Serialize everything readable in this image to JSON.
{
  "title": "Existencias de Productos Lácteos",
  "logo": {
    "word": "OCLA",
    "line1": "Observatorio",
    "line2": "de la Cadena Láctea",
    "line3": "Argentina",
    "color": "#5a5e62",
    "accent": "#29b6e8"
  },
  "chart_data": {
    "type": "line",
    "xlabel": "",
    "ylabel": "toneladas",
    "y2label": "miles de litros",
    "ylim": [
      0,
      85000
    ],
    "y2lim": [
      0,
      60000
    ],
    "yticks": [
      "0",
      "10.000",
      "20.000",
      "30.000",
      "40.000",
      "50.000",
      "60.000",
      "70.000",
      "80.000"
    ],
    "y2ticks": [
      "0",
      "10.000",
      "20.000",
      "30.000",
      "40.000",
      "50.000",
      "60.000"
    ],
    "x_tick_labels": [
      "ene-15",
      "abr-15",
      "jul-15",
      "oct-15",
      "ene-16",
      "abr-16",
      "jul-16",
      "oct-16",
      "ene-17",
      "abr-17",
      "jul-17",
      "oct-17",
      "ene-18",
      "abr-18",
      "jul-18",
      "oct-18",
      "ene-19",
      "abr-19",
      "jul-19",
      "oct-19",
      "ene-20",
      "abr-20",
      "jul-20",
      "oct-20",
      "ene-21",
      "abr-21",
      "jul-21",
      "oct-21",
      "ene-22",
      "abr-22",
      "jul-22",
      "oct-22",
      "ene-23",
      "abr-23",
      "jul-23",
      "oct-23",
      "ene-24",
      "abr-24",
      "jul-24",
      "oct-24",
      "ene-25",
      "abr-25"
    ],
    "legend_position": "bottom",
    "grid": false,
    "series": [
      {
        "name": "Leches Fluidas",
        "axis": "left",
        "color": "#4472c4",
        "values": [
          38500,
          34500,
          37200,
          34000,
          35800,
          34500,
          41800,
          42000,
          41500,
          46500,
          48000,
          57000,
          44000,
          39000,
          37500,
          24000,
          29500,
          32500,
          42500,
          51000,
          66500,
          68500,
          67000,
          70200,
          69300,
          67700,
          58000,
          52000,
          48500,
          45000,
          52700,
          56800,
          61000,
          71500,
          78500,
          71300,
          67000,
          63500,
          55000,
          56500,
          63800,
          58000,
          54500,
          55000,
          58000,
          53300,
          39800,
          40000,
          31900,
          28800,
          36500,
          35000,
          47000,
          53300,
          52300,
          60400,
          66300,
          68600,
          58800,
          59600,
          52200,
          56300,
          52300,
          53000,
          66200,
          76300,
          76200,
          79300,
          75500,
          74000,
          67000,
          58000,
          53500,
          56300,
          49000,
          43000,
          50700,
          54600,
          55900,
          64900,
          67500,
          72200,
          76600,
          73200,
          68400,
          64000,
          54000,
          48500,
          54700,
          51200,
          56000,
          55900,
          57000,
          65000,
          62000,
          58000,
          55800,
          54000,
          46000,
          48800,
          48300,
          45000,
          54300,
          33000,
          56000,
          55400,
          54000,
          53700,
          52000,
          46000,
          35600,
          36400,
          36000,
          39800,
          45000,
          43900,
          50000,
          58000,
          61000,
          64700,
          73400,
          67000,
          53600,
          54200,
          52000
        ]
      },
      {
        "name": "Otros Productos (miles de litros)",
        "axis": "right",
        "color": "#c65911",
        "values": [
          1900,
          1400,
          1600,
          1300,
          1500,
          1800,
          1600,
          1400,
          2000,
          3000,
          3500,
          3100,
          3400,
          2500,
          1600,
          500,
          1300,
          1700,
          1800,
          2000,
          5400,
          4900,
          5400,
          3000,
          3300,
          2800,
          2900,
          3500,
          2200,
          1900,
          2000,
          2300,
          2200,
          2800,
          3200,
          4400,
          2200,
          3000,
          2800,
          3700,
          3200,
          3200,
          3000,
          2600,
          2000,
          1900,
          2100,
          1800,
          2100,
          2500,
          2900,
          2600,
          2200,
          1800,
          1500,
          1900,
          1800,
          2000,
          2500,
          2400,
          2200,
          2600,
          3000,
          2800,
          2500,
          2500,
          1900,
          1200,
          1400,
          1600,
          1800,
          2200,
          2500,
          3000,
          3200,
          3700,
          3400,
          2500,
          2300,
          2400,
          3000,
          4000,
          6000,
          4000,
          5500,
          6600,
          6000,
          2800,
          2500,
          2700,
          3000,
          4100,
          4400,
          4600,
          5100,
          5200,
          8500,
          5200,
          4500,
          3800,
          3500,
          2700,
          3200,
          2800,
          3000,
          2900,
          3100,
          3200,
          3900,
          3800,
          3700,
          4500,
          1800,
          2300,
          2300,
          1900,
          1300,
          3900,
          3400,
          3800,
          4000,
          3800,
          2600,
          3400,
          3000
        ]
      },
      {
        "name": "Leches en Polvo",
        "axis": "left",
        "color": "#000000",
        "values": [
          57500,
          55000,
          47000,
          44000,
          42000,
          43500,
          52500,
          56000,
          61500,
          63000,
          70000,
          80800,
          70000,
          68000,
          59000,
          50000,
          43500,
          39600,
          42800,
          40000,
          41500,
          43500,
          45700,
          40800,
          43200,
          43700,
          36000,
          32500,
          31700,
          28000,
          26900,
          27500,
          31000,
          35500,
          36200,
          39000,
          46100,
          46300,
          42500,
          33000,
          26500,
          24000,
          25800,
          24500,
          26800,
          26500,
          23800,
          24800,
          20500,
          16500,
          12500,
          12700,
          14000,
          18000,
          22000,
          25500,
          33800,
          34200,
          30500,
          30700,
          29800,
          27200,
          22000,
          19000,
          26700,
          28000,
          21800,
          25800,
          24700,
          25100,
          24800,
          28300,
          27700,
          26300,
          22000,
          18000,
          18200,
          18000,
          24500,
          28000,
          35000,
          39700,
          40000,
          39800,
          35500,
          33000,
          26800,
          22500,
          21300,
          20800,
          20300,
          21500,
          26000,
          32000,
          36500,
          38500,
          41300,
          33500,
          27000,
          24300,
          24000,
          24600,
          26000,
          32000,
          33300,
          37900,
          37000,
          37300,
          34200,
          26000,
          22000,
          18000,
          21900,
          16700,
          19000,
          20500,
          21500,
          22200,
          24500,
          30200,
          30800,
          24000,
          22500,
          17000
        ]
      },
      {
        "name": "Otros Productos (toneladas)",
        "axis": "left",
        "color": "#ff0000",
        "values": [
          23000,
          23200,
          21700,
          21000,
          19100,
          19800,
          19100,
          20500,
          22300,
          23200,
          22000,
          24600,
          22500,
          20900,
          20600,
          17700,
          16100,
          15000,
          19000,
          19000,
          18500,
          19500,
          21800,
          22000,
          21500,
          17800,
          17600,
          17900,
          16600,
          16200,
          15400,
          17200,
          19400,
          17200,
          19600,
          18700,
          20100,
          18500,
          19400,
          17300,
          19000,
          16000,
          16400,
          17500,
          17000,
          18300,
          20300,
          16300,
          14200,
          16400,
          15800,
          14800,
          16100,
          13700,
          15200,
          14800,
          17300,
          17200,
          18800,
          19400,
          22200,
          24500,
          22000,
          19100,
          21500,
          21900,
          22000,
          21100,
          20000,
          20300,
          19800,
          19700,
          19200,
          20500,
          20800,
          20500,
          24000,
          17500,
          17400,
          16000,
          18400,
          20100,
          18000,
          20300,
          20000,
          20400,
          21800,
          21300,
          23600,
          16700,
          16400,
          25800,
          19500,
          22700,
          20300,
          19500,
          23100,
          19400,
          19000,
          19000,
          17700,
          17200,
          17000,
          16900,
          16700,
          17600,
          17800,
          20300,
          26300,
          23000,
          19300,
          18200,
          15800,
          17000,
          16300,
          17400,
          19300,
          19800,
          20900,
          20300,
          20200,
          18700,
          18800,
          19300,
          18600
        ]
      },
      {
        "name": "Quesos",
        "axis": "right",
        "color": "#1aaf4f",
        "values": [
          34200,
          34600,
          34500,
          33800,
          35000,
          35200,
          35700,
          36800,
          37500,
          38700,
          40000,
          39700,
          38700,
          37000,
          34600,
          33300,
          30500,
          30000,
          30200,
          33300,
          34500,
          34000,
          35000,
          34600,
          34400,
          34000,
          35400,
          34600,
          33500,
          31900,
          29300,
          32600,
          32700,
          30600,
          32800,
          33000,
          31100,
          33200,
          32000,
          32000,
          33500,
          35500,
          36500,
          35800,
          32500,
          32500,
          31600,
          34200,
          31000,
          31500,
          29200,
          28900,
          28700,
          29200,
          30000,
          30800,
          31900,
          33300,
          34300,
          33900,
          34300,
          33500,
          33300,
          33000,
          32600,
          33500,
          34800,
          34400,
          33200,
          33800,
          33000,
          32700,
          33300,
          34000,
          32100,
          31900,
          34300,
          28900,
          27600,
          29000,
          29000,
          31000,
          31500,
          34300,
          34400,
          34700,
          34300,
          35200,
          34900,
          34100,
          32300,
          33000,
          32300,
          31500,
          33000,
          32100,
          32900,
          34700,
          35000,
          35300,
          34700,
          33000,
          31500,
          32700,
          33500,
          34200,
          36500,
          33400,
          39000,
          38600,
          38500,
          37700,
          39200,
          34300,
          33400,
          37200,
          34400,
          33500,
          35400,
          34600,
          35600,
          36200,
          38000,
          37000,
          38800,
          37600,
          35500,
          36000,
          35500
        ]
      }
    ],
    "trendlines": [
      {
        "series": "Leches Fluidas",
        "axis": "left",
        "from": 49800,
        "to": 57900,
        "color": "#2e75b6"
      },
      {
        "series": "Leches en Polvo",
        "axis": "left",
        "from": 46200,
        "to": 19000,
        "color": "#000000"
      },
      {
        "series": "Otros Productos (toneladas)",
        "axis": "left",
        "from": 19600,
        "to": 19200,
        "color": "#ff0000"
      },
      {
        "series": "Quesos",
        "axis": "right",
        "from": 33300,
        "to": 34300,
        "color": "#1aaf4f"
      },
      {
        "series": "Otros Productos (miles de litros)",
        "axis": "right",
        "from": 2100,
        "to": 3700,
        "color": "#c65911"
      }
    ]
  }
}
● ● ●
◆ EXERCISE INSTRUCTIONS
Show the lines of the records that contain the word "Productos".

◆ RESPONSE TO THE EXERCISE
  "title": "Existencias de Productos Lácteos",
        "name": "Otros Productos (miles de litros)",
        "name": "Otros Productos (toneladas)",
        "series": "Otros Productos (toneladas)",
        "series": "Otros Productos (miles de litros)",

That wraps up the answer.